■ Dataset rows about figures ■
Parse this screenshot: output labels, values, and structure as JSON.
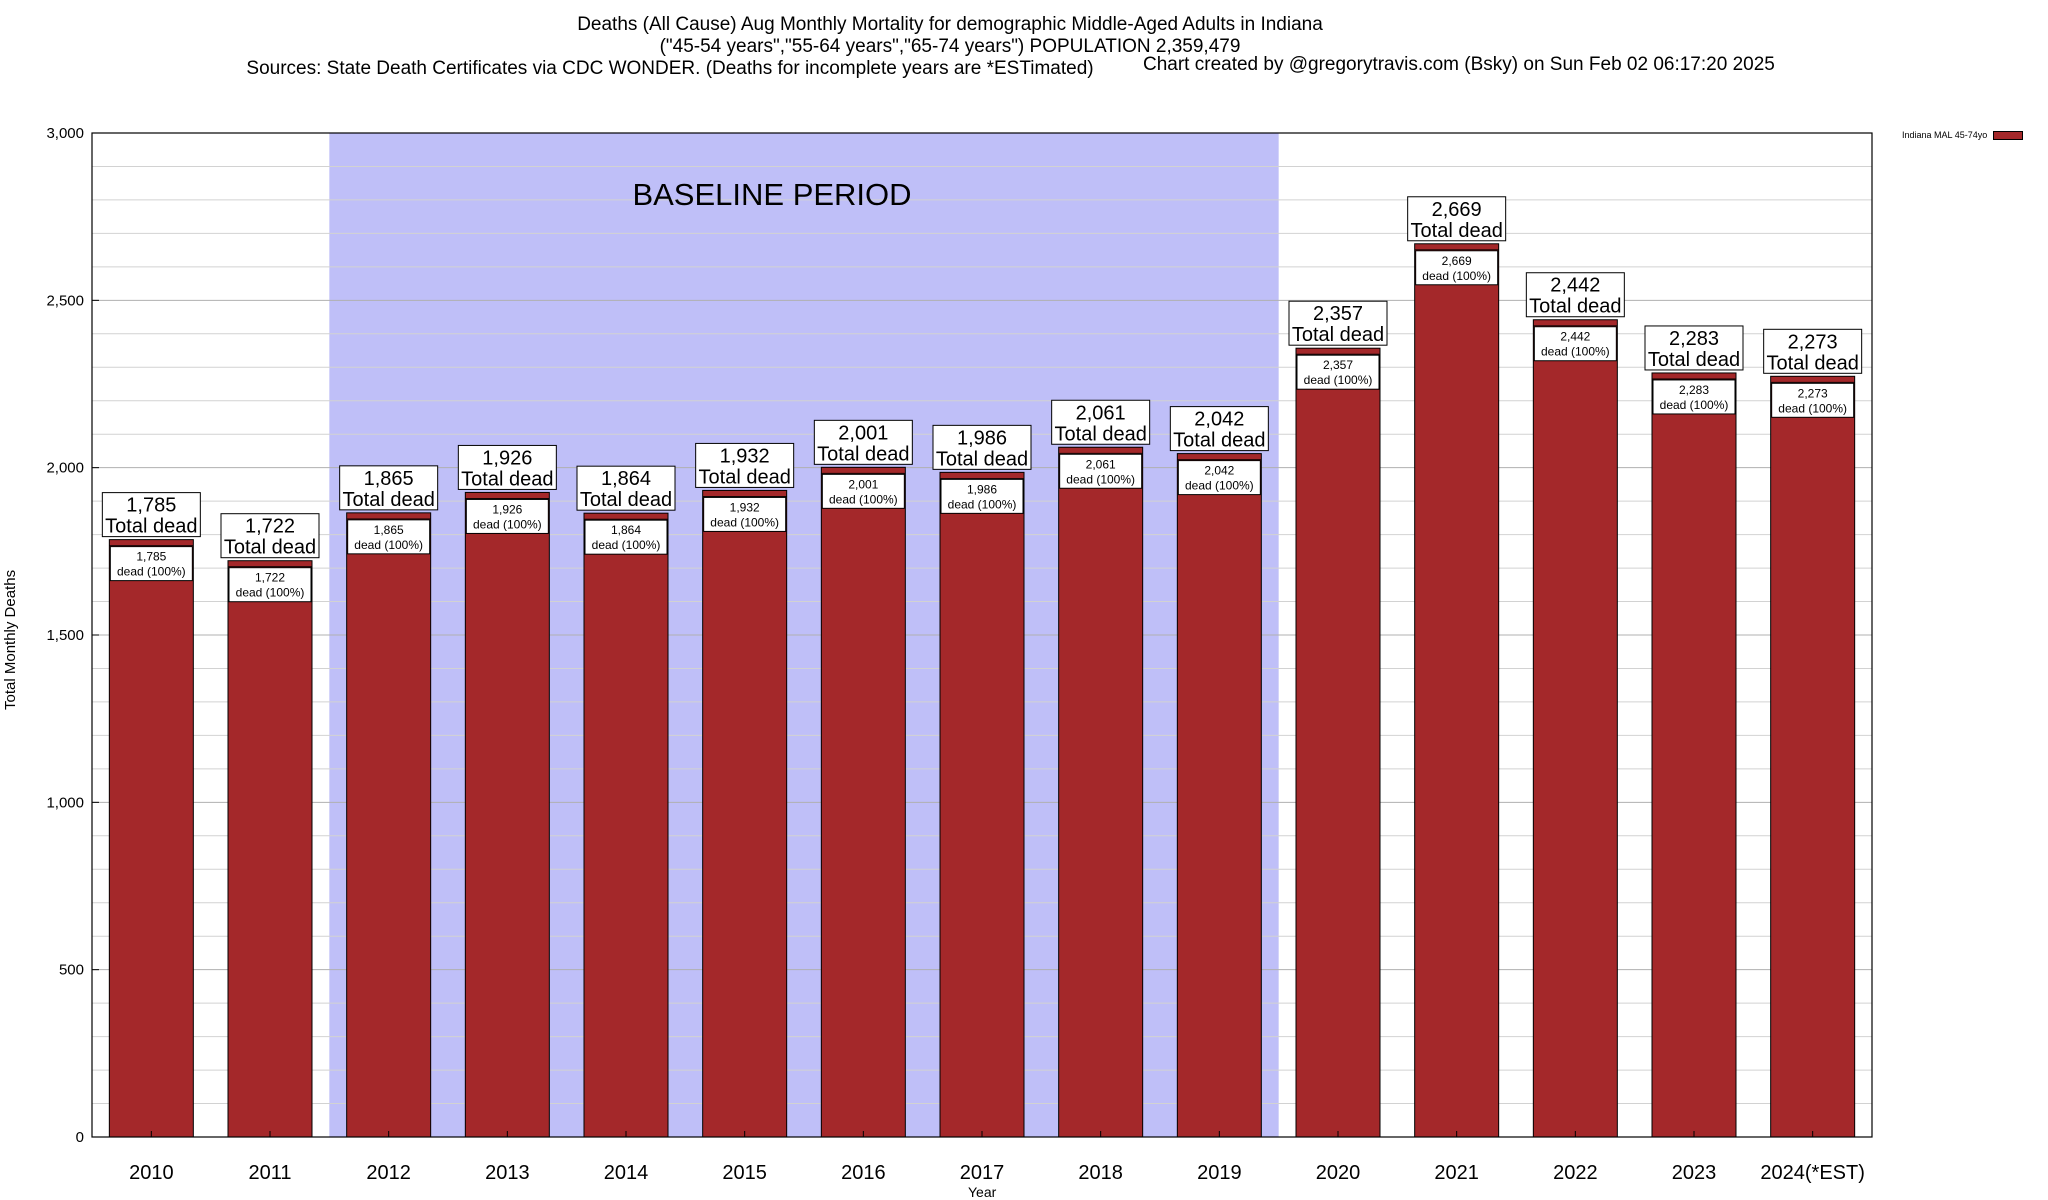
{
  "title_lines": [
    "Deaths (All Cause) Aug Monthly Mortality for demographic Middle-Aged Adults in Indiana",
    "(\"45-54 years\",\"55-64 years\",\"65-74 years\") POPULATION 2,359,479",
    "Sources: State Death Certificates via CDC WONDER. (Deaths for incomplete years are *ESTimated)"
  ],
  "credit": "Chart created by @gregorytravis.com (Bsky) on Sun Feb 02 06:17:20 2025",
  "chart_data": {
    "type": "bar",
    "ylabel": "Total Monthly Deaths",
    "xlabel": "Year",
    "ylim": [
      0,
      3000
    ],
    "yticks": [
      0,
      500,
      1000,
      1500,
      2000,
      2500,
      3000
    ],
    "ytick_labels": [
      "0",
      "500",
      "1,000",
      "1,500",
      "2,000",
      "2,500",
      "3,000"
    ],
    "grid": true,
    "legend": {
      "position": "top-right",
      "label": "Indiana MAL 45-74yo"
    },
    "bar_color": "#a4282a",
    "shaded_region": {
      "label": "BASELINE PERIOD",
      "from": "2012",
      "to": "2019",
      "color": "#bfbff8"
    },
    "categories": [
      "2010",
      "2011",
      "2012",
      "2013",
      "2014",
      "2015",
      "2016",
      "2017",
      "2018",
      "2019",
      "2020",
      "2021",
      "2022",
      "2023",
      "2024(*EST)"
    ],
    "series": [
      {
        "name": "Indiana MAL 45-74yo",
        "values": [
          1785,
          1722,
          1865,
          1926,
          1864,
          1932,
          2001,
          1986,
          2061,
          2042,
          2357,
          2669,
          2442,
          2283,
          2273
        ]
      }
    ],
    "top_labels": [
      "1,785",
      "1,722",
      "1,865",
      "1,926",
      "1,864",
      "1,932",
      "2,001",
      "1,986",
      "2,061",
      "2,042",
      "2,357",
      "2,669",
      "2,442",
      "2,283",
      "2,273"
    ],
    "top_label_suffix": "Total dead",
    "inner_labels": [
      "1,785",
      "1,722",
      "1,865",
      "1,926",
      "1,864",
      "1,932",
      "2,001",
      "1,986",
      "2,061",
      "2,042",
      "2,357",
      "2,669",
      "2,442",
      "2,283",
      "2,273"
    ],
    "inner_label_suffix": "dead (100%)"
  }
}
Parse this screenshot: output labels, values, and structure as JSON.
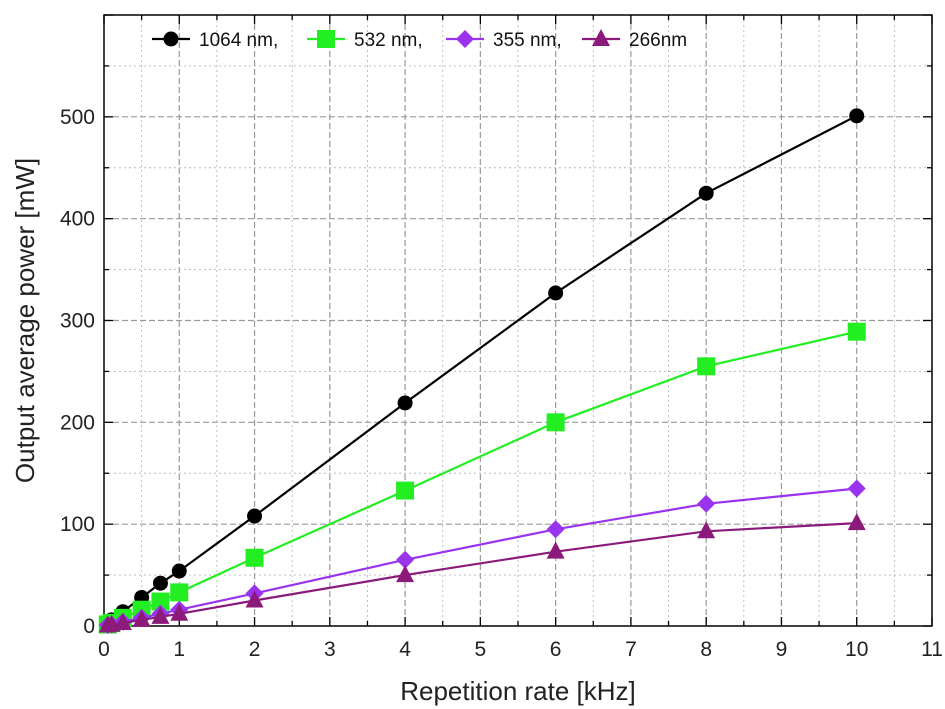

■ THE EXERCISE ■
Set the pictures aside and transcribe the data above exactly.

■ SOLUTION ■
Parse this screenshot: output labels, values, and structure as JSON.
{
  "title_lines": [
    "Deaths (All Cause) Aug Monthly Mortality for demographic Middle-Aged Adults in Indiana",
    "(\"45-54 years\",\"55-64 years\",\"65-74 years\") POPULATION 2,359,479",
    "Sources: State Death Certificates via CDC WONDER. (Deaths for incomplete years are *ESTimated)"
  ],
  "credit": "Chart created by @gregorytravis.com (Bsky) on Sun Feb 02 06:17:20 2025",
  "chart_data": {
    "type": "bar",
    "ylabel": "Total Monthly Deaths",
    "xlabel": "Year",
    "ylim": [
      0,
      3000
    ],
    "yticks": [
      0,
      500,
      1000,
      1500,
      2000,
      2500,
      3000
    ],
    "ytick_labels": [
      "0",
      "500",
      "1,000",
      "1,500",
      "2,000",
      "2,500",
      "3,000"
    ],
    "grid": true,
    "legend": {
      "position": "top-right",
      "label": "Indiana MAL 45-74yo"
    },
    "bar_color": "#a4282a",
    "shaded_region": {
      "label": "BASELINE PERIOD",
      "from": "2012",
      "to": "2019",
      "color": "#bfbff8"
    },
    "categories": [
      "2010",
      "2011",
      "2012",
      "2013",
      "2014",
      "2015",
      "2016",
      "2017",
      "2018",
      "2019",
      "2020",
      "2021",
      "2022",
      "2023",
      "2024(*EST)"
    ],
    "series": [
      {
        "name": "Indiana MAL 45-74yo",
        "values": [
          1785,
          1722,
          1865,
          1926,
          1864,
          1932,
          2001,
          1986,
          2061,
          2042,
          2357,
          2669,
          2442,
          2283,
          2273
        ]
      }
    ],
    "top_labels": [
      "1,785",
      "1,722",
      "1,865",
      "1,926",
      "1,864",
      "1,932",
      "2,001",
      "1,986",
      "2,061",
      "2,042",
      "2,357",
      "2,669",
      "2,442",
      "2,283",
      "2,273"
    ],
    "top_label_suffix": "Total dead",
    "inner_labels": [
      "1,785",
      "1,722",
      "1,865",
      "1,926",
      "1,864",
      "1,932",
      "2,001",
      "1,986",
      "2,061",
      "2,042",
      "2,357",
      "2,669",
      "2,442",
      "2,283",
      "2,273"
    ],
    "inner_label_suffix": "dead (100%)"
  }
}
Parse this screenshot: output labels, values, and structure as JSON.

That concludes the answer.